### EXCERPTED TEXT

Can DriveNets and Accton’s AI White Boxes Transform Networking?

October 15, 2024
Can DriveNets and Accton’s AI White Boxes Transform Networking?

In a significant advance for AI networking, DriveNets and Accton Technology have unveiled new AI networking white boxes that leverage the latest Broadcom ASICs, Jericho-3-AI, and Ramon-3. This new development marks the first commercial availability of such white boxes, explicitly designed to cater to the growing demand for AI networking capabilities. By integrating DriveNets’ scalable software with Accton’s high-performance hardware, the solution aims to create a robust system capable of supporting AI and machine learning clusters with up to 32,000 GPUs connected via 800Gbps interfaces.

Groundbreaking Features and Architecture

Distributed Disaggregated Chassis (DDC) Scheduled Fabric Architecture

At the heart of this announcement lies the Distributed Disaggregated Chassis (DDC) scheduled fabric architecture embedded within the new white boxes. This architecture is engineered to deliver a scalable and easy-to-deploy networking solution, meeting the rising needs of hyperscalers and large enterprises dedicated to building expansive AI clusters. According to DriveNets and Accton, the DDC’s capabilities have been successfully validated through rigorous proofs of concept with leading AI clients, demonstrating its efficacy in real-world scenarios.

The DDC’s scheduled fabric architecture offers a flexible solution by decoupling the hardware and software layers, which allows for independent scaling. This separation grants organizations the ability to expand their AI infrastructure horizontally without the complexities tied to traditional systems. More importantly, it simplifies network management and deployment, enabling faster and more efficient responses to the increasing demands of AI workloads. Additionally, by supporting up to 32,000 GPUs with 800Gbps interfaces, the architecture provides a significant performance enhancement over existing solutions.

(Bounding box entries)
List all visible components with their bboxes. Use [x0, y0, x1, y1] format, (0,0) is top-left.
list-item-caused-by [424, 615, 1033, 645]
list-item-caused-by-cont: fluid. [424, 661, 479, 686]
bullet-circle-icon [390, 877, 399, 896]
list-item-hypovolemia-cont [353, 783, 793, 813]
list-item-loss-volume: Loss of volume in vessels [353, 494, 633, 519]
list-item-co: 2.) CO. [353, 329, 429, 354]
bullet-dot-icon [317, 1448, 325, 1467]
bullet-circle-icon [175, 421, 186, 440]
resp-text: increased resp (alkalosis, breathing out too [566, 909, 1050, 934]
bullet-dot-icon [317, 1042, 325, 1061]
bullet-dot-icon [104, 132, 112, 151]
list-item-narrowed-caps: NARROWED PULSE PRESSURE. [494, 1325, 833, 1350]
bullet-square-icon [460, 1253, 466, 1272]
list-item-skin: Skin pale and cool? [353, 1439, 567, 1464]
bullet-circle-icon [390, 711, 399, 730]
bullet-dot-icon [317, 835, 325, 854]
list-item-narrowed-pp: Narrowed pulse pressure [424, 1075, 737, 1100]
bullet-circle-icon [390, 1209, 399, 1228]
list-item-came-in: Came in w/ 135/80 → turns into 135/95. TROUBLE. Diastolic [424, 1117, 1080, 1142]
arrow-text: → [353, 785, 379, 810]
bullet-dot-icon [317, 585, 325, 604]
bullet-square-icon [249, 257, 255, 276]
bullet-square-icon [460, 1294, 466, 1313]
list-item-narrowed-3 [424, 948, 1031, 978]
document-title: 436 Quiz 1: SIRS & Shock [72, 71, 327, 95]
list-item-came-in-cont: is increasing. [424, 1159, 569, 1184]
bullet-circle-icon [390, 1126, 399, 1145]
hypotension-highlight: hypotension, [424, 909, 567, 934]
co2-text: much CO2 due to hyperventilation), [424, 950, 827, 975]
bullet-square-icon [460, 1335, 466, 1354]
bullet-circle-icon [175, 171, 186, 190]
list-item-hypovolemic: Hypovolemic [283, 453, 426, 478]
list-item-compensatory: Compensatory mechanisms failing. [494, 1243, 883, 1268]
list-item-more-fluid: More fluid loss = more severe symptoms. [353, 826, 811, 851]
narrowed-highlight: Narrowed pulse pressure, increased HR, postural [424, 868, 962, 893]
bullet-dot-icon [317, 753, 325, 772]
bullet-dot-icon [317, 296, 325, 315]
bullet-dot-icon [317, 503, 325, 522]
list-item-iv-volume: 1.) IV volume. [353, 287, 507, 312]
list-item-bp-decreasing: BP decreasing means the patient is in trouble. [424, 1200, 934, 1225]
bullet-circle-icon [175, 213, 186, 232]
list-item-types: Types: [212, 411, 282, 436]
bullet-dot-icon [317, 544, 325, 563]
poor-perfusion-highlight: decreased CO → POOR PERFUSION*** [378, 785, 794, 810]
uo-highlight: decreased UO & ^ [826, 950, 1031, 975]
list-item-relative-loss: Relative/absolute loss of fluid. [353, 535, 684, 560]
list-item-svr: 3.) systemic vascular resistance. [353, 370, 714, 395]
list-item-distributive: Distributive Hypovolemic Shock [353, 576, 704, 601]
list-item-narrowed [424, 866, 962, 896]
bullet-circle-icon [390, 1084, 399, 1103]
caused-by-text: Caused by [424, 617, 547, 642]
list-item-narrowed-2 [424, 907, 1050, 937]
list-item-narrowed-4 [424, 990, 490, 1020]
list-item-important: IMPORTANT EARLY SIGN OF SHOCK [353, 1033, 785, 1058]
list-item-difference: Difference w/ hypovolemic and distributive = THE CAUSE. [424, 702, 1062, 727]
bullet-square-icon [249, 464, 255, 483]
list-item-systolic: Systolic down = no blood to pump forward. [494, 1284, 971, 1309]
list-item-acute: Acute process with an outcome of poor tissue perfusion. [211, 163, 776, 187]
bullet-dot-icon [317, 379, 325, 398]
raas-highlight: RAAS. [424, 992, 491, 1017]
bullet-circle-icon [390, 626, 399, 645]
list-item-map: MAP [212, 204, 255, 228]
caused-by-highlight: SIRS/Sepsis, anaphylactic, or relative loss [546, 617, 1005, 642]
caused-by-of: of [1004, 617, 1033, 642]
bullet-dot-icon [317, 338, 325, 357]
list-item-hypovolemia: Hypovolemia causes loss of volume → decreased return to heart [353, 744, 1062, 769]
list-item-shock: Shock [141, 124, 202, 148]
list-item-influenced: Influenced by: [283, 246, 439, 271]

### YOUR TASKS
[A] Answer these questions about the article on the DriveNets and Accton AI white boxes:
(i) Which Broadcom ASICs do the new white boxes use?
(ii) How many GPUs can the solution support, and over what interface speed?
(iii) Which two layers does the DDC scheduled fabric architecture decouple?
[B] Could you go on with the article on the DriveNets and Accton AI white boxes from the point where it stops?

### EXPECTED RESPONSES
[A]
(i) Jericho-3-AI and Ramon-3.
(ii) Up to 32,000 GPUs, connected via 800Gbps interfaces.
(iii) The hardware and software layers.

[B]
Addressing Hyperscalers and Large Enterprises

The targeted audience for these solutions includes hyperscalers and large enterprises, sectors that have seen an unprecedented surge in AI and ML applications. These entities require robust and scalable infrastructure to handle the computational demands of extensive AI operations. The new white boxes offer a comprehensive solution designed to address these needs effectively. According to DriveNets, the integration of Broadcom’s innovative ASICs into these white boxes ensures an unmatched performance level, reducing job completion times and enhancing overall system reliability.

Moreover, the flexibility offered by the DDC architecture translates into lowered operational costs, as organizations can scale their infrastructure in response to increasing AI demands without a corresponding rise in complexity. The architecture’s performance optimizations also extend to ensure resilience and fault tolerance, crucial aspects for maintaining continuous operations in high-stakes environments. By leveraging these advancements, hyperscalers and large enterprises can feasibly extend their AI capabilities, unlocking new avenues for innovation and competitive advantage.

Detailed Specifications of the New Accton White Boxes

NCP-5 and Broadcom’s Jericho-3-AI ASIC

The new product line includes two noteworthy additions: the NCP-5 and the NCF-2, each designed to bring cutting-edge connectivity and performance to AI networking. The NCP-5 is equipped with Broadcom’s Jericho-3-AI ASIC and supports 18 network ports and 20 fabric ports, each offering 800Gbps. This significant bandwidth is aimed at providing the necessary high-speed connections that modern AI applications require, ensuring seamless data exchange and processing across extensive AI clusters.

The Jericho-3-AI ASIC embedded in the NCP-5 functions as the critical component that facilitates this high level of performance. By managing multiple high-speed connections simultaneously, it directly influences the efficiency and speed of data transfer within AI networks. This technology allows the NCP-5 to support the vast data throughput needed for advanced AI and ML applications, reducing latency and improving the overall job completion times. Enhancements like these position the NCP-5 as a pivotal element for any enterprise looking to scale its AI operations effectively.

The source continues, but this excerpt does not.